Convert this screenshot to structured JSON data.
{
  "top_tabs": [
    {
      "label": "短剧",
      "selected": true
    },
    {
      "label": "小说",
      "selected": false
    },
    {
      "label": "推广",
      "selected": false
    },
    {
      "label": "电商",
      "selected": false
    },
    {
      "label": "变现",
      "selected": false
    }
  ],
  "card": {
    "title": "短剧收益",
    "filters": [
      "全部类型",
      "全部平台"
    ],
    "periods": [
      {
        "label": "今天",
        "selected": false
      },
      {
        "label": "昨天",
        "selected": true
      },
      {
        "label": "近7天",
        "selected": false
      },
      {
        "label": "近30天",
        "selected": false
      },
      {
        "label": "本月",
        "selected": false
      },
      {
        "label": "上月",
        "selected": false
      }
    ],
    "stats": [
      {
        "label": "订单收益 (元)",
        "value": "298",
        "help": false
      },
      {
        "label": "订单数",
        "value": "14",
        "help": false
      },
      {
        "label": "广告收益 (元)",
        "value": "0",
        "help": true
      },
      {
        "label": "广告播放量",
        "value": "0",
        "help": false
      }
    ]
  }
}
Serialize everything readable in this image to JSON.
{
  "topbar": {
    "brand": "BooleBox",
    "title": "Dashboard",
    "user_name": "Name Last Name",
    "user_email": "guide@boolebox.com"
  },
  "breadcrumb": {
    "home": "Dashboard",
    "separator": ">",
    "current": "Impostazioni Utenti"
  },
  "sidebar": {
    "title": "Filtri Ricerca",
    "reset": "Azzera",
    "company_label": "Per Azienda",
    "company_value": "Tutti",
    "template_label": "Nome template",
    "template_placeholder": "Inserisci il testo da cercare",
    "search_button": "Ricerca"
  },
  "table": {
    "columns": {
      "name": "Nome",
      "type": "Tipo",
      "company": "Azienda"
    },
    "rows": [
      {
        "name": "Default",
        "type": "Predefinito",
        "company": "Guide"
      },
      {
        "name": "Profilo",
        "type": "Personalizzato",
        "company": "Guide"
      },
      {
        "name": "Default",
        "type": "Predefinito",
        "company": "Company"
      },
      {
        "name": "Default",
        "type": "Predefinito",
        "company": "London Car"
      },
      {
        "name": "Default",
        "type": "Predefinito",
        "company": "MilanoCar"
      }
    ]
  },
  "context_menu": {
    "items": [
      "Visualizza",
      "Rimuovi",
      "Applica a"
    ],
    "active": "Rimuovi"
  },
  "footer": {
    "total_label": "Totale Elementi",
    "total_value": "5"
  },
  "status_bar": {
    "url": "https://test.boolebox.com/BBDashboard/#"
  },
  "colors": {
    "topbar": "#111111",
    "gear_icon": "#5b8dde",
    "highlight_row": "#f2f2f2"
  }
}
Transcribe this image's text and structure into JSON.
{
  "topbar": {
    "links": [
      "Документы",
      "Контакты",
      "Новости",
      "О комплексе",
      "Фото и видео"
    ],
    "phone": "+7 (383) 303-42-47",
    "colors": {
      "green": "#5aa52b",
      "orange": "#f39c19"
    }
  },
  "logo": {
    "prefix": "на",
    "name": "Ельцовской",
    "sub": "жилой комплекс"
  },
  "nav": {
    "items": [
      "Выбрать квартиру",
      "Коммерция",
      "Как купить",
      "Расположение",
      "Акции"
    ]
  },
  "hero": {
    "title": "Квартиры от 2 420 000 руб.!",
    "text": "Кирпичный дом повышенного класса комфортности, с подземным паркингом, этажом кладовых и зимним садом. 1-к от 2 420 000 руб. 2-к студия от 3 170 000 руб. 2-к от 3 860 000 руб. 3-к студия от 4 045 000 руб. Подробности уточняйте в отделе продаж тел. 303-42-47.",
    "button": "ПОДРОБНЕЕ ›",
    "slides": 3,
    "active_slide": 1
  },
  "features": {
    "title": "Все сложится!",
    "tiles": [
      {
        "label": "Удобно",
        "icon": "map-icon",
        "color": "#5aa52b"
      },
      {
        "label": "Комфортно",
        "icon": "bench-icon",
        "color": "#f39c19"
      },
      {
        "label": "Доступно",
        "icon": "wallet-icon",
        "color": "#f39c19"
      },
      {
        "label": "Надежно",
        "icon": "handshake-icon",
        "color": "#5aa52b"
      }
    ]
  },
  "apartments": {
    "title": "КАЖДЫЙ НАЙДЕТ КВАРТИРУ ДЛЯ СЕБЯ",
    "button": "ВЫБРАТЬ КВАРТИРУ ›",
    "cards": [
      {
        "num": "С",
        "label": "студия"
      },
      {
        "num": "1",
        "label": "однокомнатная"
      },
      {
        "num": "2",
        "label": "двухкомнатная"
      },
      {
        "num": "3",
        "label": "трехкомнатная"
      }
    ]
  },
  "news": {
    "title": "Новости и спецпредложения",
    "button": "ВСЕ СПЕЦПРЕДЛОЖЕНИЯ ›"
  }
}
----
# TO BE DONE:
Return only the lines running from the line with "Transcribe this image's" to the last line of the records, both included, exactly as written.

# SOLUTION TO THIS PROBLEM:
Transcribe this image's text and structure into JSON.
{
  "topbar": {
    "links": [
      "Документы",
      "Контакты",
      "Новости",
      "О комплексе",
      "Фото и видео"
    ],
    "phone": "+7 (383) 303-42-47",
    "colors": {
      "green": "#5aa52b",
      "orange": "#f39c19"
    }
  },
  "logo": {
    "prefix": "на",
    "name": "Ельцовской",
    "sub": "жилой комплекс"
  },
  "nav": {
    "items": [
      "Выбрать квартиру",
      "Коммерция",
      "Как купить",
      "Расположение",
      "Акции"
    ]
  },
  "hero": {
    "title": "Квартиры от 2 420 000 руб.!",
    "text": "Кирпичный дом повышенного класса комфортности, с подземным паркингом, этажом кладовых и зимним садом. 1-к от 2 420 000 руб. 2-к студия от 3 170 000 руб. 2-к от 3 860 000 руб. 3-к студия от 4 045 000 руб. Подробности уточняйте в отделе продаж тел. 303-42-47.",
    "button": "ПОДРОБНЕЕ ›",
    "slides": 3,
    "active_slide": 1
  },
  "features": {
    "title": "Все сложится!",
    "tiles": [
      {
        "label": "Удобно",
        "icon": "map-icon",
        "color": "#5aa52b"
      },
      {
        "label": "Комфортно",
        "icon": "bench-icon",
        "color": "#f39c19"
      },
      {
        "label": "Доступно",
        "icon": "wallet-icon",
        "color": "#f39c19"
      },
      {
        "label": "Надежно",
        "icon": "handshake-icon",
        "color": "#5aa52b"
      }
    ]
  },
  "apartments": {
    "title": "КАЖДЫЙ НАЙДЕТ КВАРТИРУ ДЛЯ СЕБЯ",
    "button": "ВЫБРАТЬ КВАРТИРУ ›",
    "cards": [
      {
        "num": "С",
        "label": "студия"
      },
      {
        "num": "1",
        "label": "однокомнатная"
      },
      {
        "num": "2",
        "label": "двухкомнатная"
      },
      {
        "num": "3",
        "label": "трехкомнатная"
      }
    ]
  },
  "news": {
    "title": "Новости и спецпредложения",
    "button": "ВСЕ СПЕЦПРЕДЛОЖЕНИЯ ›"
  }
}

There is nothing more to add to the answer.